**Stored items:**
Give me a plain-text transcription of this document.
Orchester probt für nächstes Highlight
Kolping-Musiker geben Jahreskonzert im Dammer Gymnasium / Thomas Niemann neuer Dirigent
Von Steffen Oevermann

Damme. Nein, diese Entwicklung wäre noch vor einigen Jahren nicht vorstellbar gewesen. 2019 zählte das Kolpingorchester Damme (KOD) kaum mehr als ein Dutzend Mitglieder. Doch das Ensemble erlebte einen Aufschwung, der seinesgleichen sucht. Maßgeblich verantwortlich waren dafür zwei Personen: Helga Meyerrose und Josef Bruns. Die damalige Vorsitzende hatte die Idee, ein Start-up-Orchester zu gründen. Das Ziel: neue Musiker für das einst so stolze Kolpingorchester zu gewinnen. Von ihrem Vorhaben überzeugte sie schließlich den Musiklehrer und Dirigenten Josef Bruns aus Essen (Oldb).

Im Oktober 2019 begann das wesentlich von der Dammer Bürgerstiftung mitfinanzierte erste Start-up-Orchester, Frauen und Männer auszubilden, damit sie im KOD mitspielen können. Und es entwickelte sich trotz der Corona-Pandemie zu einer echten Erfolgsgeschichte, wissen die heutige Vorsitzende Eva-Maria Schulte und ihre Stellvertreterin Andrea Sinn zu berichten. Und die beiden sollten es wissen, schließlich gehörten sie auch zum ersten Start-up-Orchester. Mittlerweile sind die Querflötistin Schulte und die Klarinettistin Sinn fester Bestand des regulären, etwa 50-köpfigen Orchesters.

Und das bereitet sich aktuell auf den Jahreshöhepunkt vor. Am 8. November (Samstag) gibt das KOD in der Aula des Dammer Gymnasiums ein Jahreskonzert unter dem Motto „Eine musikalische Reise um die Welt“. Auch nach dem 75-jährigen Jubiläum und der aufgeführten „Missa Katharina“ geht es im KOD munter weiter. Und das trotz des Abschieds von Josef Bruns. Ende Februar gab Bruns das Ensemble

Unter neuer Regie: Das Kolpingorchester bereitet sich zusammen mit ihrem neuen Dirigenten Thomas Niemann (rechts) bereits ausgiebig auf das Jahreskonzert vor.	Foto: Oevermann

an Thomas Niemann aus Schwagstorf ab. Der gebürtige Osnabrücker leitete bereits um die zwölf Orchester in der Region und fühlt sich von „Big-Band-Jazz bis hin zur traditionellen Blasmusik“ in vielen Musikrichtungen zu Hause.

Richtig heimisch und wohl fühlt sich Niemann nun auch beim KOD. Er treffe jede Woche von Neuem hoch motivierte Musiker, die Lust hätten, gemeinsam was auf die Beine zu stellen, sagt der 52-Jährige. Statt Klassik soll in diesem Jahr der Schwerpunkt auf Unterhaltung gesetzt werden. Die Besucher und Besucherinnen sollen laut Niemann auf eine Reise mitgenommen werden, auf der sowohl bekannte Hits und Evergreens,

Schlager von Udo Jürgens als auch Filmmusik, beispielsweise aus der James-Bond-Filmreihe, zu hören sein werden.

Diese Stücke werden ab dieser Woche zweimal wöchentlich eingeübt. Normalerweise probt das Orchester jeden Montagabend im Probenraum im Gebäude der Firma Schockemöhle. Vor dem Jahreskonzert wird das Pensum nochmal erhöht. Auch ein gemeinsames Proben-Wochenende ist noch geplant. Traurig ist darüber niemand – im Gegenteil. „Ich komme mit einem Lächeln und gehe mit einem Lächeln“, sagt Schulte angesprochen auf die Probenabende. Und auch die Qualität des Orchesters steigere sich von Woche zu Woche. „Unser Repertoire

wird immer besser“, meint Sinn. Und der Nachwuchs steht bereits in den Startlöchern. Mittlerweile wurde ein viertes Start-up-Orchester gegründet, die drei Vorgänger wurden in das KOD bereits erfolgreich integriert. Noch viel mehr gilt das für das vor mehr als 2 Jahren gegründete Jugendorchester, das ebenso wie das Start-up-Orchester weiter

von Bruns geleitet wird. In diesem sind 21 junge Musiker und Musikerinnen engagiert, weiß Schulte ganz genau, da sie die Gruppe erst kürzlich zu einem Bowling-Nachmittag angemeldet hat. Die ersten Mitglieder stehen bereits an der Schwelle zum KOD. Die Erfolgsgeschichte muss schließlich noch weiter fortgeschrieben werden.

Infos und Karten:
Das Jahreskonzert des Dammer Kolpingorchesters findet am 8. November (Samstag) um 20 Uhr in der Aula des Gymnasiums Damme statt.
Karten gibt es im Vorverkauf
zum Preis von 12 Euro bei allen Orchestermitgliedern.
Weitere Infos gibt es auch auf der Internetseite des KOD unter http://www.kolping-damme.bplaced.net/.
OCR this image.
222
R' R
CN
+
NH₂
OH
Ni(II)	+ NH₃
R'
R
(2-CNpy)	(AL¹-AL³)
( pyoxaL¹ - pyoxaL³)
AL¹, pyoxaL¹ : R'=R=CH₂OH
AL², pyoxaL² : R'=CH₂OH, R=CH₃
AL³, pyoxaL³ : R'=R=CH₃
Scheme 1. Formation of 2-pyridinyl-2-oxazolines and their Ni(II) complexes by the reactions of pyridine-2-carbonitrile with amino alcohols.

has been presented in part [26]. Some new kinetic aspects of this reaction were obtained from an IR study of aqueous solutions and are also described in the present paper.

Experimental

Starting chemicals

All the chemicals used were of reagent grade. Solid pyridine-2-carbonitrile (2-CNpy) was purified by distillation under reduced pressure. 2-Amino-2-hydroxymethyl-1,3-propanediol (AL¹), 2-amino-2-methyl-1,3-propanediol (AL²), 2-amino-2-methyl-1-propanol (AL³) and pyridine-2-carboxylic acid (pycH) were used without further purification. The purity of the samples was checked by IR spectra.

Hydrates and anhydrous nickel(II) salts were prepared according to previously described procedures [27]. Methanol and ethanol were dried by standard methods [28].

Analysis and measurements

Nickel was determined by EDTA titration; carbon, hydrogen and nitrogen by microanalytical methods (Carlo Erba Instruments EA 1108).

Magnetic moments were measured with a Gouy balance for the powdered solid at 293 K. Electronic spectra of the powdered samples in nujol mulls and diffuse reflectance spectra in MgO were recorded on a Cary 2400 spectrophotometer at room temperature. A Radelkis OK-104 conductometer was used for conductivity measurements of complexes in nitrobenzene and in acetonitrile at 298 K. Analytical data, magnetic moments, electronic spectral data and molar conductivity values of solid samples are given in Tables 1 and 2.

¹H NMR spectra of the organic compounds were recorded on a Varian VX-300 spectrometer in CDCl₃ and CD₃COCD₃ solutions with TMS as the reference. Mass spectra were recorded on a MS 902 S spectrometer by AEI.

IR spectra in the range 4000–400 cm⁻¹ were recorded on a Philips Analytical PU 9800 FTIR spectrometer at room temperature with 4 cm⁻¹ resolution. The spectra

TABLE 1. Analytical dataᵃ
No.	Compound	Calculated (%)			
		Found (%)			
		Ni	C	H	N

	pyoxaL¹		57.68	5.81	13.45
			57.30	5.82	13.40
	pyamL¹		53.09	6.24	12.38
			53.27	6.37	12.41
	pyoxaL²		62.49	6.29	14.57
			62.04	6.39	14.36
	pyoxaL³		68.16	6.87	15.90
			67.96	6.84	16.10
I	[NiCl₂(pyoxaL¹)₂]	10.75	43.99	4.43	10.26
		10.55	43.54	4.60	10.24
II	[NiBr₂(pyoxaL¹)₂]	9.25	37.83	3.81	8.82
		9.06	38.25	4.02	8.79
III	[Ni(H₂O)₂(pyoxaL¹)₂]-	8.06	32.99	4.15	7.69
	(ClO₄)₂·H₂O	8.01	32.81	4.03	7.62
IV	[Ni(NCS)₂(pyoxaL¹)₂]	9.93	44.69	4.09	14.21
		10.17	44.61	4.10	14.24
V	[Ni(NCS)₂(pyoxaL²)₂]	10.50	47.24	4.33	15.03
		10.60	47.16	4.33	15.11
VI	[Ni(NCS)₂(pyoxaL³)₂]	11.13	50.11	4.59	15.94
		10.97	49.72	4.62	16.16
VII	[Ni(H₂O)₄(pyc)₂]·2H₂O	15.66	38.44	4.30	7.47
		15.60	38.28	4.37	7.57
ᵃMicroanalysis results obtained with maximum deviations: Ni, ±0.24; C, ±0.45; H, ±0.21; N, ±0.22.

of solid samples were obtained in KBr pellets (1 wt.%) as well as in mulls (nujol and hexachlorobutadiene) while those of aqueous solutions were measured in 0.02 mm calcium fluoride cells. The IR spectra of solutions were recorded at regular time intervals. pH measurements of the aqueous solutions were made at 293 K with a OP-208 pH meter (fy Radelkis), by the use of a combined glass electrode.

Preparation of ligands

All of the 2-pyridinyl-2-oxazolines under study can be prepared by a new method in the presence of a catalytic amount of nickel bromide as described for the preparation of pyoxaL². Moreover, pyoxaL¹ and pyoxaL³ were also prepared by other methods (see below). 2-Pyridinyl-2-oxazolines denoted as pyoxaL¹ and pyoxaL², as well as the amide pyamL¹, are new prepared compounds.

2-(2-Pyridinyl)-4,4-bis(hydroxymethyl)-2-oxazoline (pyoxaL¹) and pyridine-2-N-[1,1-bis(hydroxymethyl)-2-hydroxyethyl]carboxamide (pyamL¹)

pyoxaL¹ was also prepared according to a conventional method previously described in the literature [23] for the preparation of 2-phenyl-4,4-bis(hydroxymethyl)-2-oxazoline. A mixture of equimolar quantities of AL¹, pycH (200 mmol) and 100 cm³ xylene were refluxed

==

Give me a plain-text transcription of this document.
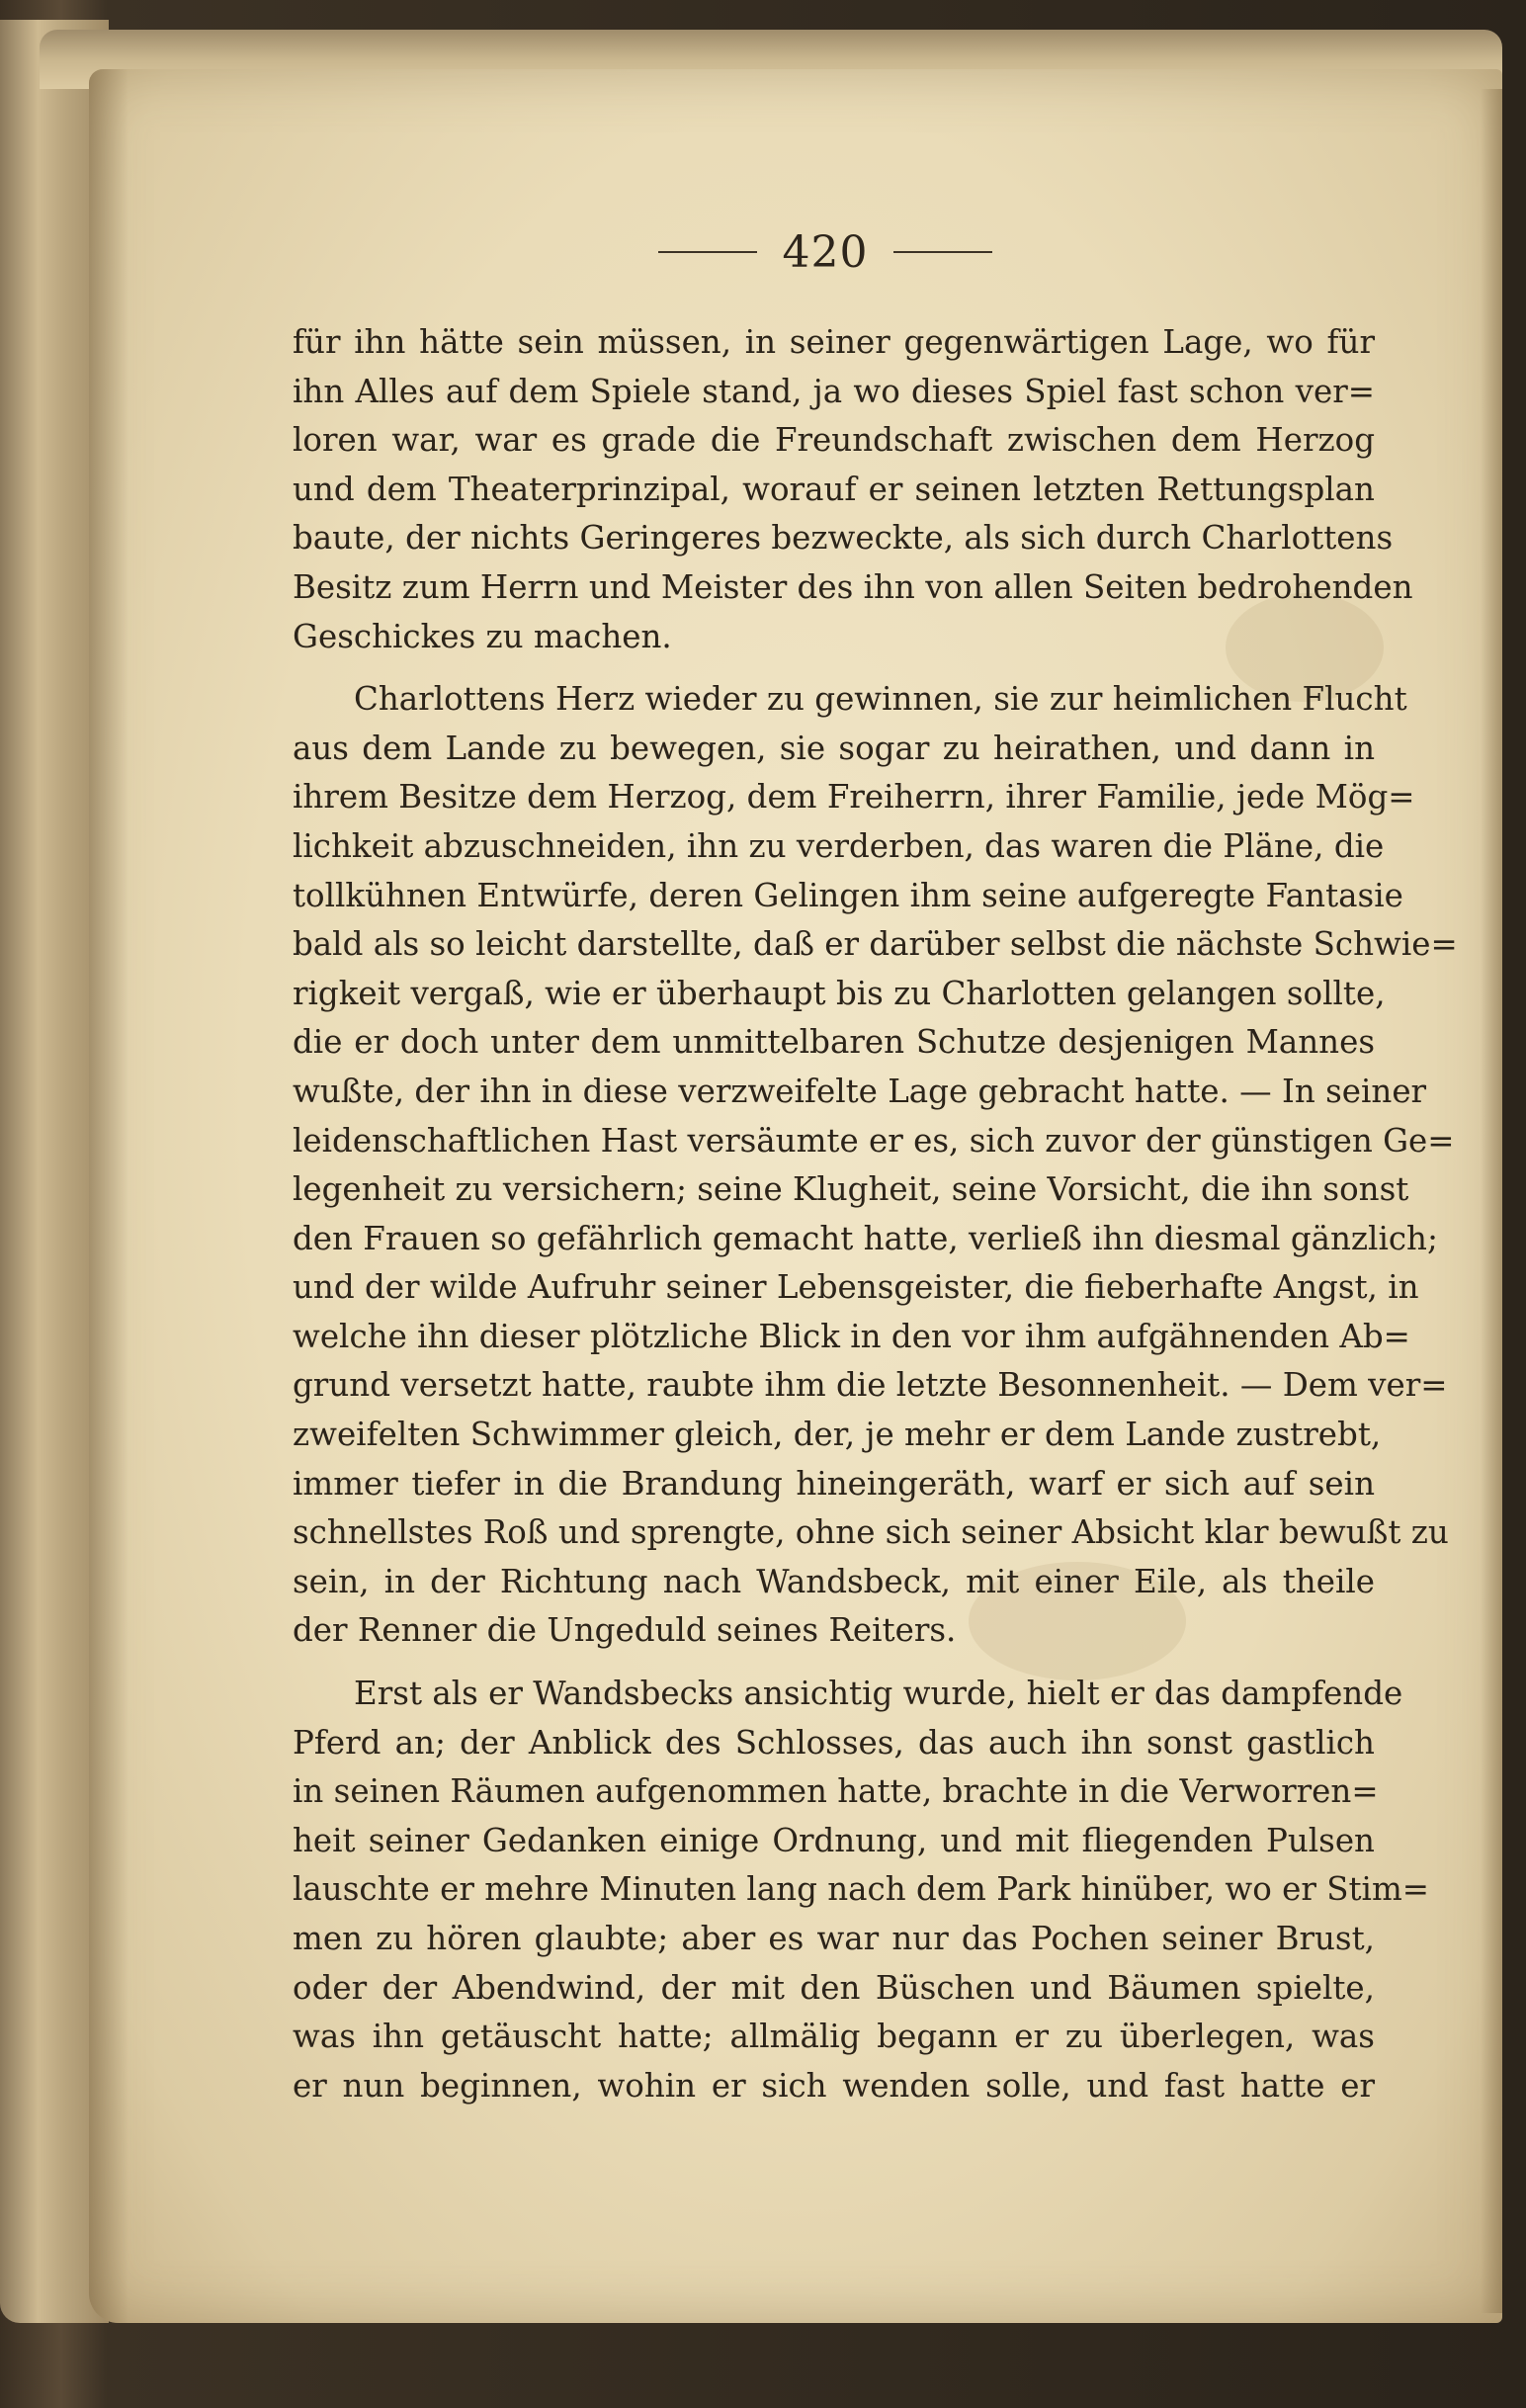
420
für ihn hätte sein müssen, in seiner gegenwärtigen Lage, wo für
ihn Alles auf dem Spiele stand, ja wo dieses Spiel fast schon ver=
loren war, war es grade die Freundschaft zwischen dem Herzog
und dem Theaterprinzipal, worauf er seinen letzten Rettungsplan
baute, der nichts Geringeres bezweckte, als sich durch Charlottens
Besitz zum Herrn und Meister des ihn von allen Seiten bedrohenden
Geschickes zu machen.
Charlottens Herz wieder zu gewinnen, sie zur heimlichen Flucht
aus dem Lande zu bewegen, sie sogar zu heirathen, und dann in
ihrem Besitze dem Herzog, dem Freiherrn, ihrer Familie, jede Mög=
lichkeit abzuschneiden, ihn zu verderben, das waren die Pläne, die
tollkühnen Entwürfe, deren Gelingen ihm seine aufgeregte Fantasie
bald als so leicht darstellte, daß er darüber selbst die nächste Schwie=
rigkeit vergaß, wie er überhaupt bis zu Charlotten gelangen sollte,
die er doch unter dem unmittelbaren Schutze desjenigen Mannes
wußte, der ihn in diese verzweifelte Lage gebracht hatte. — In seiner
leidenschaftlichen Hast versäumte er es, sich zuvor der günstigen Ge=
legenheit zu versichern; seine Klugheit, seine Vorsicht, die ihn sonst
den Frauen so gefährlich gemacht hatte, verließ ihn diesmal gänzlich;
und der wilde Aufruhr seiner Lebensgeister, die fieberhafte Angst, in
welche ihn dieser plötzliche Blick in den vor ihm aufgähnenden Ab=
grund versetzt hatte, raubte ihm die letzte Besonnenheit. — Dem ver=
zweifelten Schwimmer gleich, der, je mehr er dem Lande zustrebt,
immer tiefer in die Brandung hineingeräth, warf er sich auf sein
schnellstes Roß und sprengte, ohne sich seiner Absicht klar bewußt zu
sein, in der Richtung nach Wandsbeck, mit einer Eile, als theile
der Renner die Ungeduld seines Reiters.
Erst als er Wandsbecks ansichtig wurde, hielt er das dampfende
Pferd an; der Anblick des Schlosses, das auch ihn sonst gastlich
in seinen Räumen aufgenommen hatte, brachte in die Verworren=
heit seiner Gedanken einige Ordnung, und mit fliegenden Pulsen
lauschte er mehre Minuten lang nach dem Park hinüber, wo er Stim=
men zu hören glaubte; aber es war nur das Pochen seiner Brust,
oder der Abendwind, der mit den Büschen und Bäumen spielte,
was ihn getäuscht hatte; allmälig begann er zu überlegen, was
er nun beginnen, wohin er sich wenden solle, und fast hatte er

**GOAL OF THE EXERCISE:** Check each line above for "according" and return the ones that have it.

**ANSWER TO THIS PROBLEM:**
Hydrates and anhydrous nickel(II) salts were prepared according to previously described procedures [27]. Methanol and ethanol were dried by standard methods [28].
pyoxaL¹ was also prepared according to a conventional method previously described in the literature [23] for the preparation of 2-phenyl-4,4-bis(hydroxymethyl)-2-oxazoline. A mixture of equimolar quantities of AL¹, pycH (200 mmol) and 100 cm³ xylene were refluxed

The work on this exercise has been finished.